**Exercise objective**: Without including any pictures, write out all the entries exactly.

**Source material**:
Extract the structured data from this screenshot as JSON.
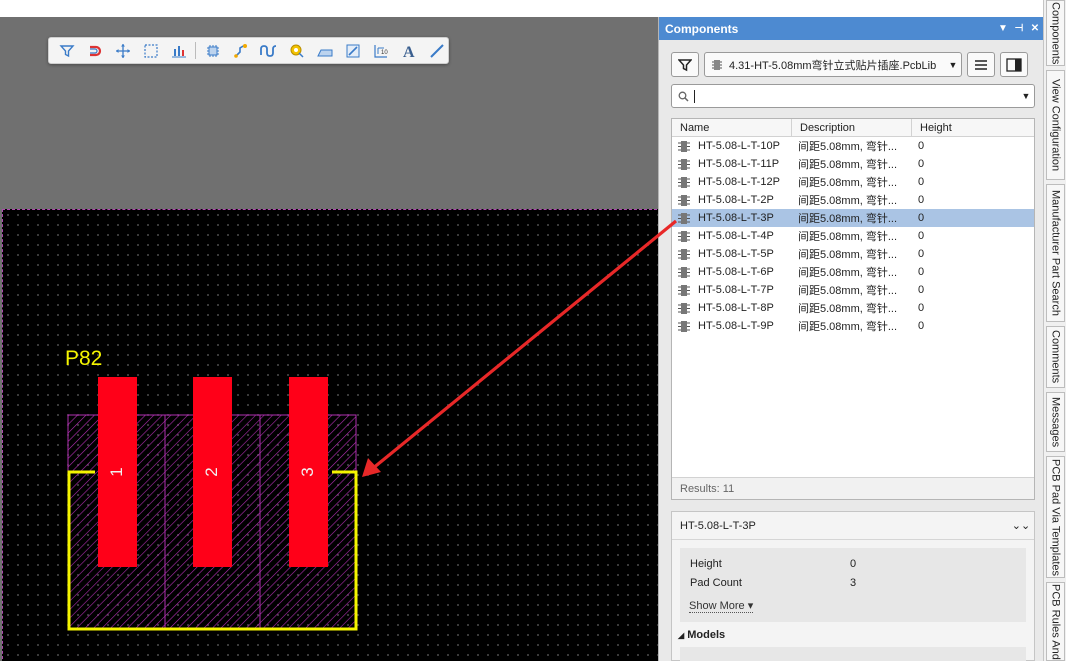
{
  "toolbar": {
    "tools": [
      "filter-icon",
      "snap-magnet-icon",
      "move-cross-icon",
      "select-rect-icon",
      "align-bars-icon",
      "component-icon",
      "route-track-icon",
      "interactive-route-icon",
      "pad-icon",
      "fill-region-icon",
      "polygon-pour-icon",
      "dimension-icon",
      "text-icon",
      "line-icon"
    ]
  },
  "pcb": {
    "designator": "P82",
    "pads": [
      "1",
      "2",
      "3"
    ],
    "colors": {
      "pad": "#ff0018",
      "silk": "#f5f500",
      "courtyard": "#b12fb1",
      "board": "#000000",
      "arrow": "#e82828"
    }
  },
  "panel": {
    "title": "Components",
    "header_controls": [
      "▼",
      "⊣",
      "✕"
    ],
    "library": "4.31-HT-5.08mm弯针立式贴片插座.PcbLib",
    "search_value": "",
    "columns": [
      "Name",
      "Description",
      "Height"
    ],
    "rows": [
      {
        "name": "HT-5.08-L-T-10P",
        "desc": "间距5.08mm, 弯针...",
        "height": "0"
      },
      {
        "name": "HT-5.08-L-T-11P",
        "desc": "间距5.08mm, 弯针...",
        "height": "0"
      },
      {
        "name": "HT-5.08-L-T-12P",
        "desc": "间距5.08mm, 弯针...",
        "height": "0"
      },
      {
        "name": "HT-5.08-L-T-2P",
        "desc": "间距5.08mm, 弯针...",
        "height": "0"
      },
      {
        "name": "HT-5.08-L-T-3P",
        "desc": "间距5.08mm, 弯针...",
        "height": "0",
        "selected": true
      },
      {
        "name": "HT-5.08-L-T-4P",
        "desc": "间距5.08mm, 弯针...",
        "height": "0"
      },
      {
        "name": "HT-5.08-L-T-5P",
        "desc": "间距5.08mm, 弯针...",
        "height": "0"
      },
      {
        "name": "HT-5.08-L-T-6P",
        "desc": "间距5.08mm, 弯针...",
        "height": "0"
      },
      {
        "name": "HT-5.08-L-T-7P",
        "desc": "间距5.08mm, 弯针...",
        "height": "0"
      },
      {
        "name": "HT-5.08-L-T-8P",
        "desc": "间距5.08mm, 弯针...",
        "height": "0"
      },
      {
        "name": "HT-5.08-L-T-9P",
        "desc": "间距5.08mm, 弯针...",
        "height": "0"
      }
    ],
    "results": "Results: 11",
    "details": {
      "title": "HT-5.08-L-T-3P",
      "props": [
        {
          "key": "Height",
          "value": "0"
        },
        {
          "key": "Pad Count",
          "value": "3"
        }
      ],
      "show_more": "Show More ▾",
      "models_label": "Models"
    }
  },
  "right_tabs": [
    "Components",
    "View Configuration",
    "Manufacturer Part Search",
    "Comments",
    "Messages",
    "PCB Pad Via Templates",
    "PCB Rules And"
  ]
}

**Result below**:
Extract the structured data from this screenshot as JSON.
{
  "toolbar": {
    "tools": [
      "filter-icon",
      "snap-magnet-icon",
      "move-cross-icon",
      "select-rect-icon",
      "align-bars-icon",
      "component-icon",
      "route-track-icon",
      "interactive-route-icon",
      "pad-icon",
      "fill-region-icon",
      "polygon-pour-icon",
      "dimension-icon",
      "text-icon",
      "line-icon"
    ]
  },
  "pcb": {
    "designator": "P82",
    "pads": [
      "1",
      "2",
      "3"
    ],
    "colors": {
      "pad": "#ff0018",
      "silk": "#f5f500",
      "courtyard": "#b12fb1",
      "board": "#000000",
      "arrow": "#e82828"
    }
  },
  "panel": {
    "title": "Components",
    "header_controls": [
      "▼",
      "⊣",
      "✕"
    ],
    "library": "4.31-HT-5.08mm弯针立式贴片插座.PcbLib",
    "search_value": "",
    "columns": [
      "Name",
      "Description",
      "Height"
    ],
    "rows": [
      {
        "name": "HT-5.08-L-T-10P",
        "desc": "间距5.08mm, 弯针...",
        "height": "0"
      },
      {
        "name": "HT-5.08-L-T-11P",
        "desc": "间距5.08mm, 弯针...",
        "height": "0"
      },
      {
        "name": "HT-5.08-L-T-12P",
        "desc": "间距5.08mm, 弯针...",
        "height": "0"
      },
      {
        "name": "HT-5.08-L-T-2P",
        "desc": "间距5.08mm, 弯针...",
        "height": "0"
      },
      {
        "name": "HT-5.08-L-T-3P",
        "desc": "间距5.08mm, 弯针...",
        "height": "0",
        "selected": true
      },
      {
        "name": "HT-5.08-L-T-4P",
        "desc": "间距5.08mm, 弯针...",
        "height": "0"
      },
      {
        "name": "HT-5.08-L-T-5P",
        "desc": "间距5.08mm, 弯针...",
        "height": "0"
      },
      {
        "name": "HT-5.08-L-T-6P",
        "desc": "间距5.08mm, 弯针...",
        "height": "0"
      },
      {
        "name": "HT-5.08-L-T-7P",
        "desc": "间距5.08mm, 弯针...",
        "height": "0"
      },
      {
        "name": "HT-5.08-L-T-8P",
        "desc": "间距5.08mm, 弯针...",
        "height": "0"
      },
      {
        "name": "HT-5.08-L-T-9P",
        "desc": "间距5.08mm, 弯针...",
        "height": "0"
      }
    ],
    "results": "Results: 11",
    "details": {
      "title": "HT-5.08-L-T-3P",
      "props": [
        {
          "key": "Height",
          "value": "0"
        },
        {
          "key": "Pad Count",
          "value": "3"
        }
      ],
      "show_more": "Show More ▾",
      "models_label": "Models"
    }
  },
  "right_tabs": [
    "Components",
    "View Configuration",
    "Manufacturer Part Search",
    "Comments",
    "Messages",
    "PCB Pad Via Templates",
    "PCB Rules And"
  ]
}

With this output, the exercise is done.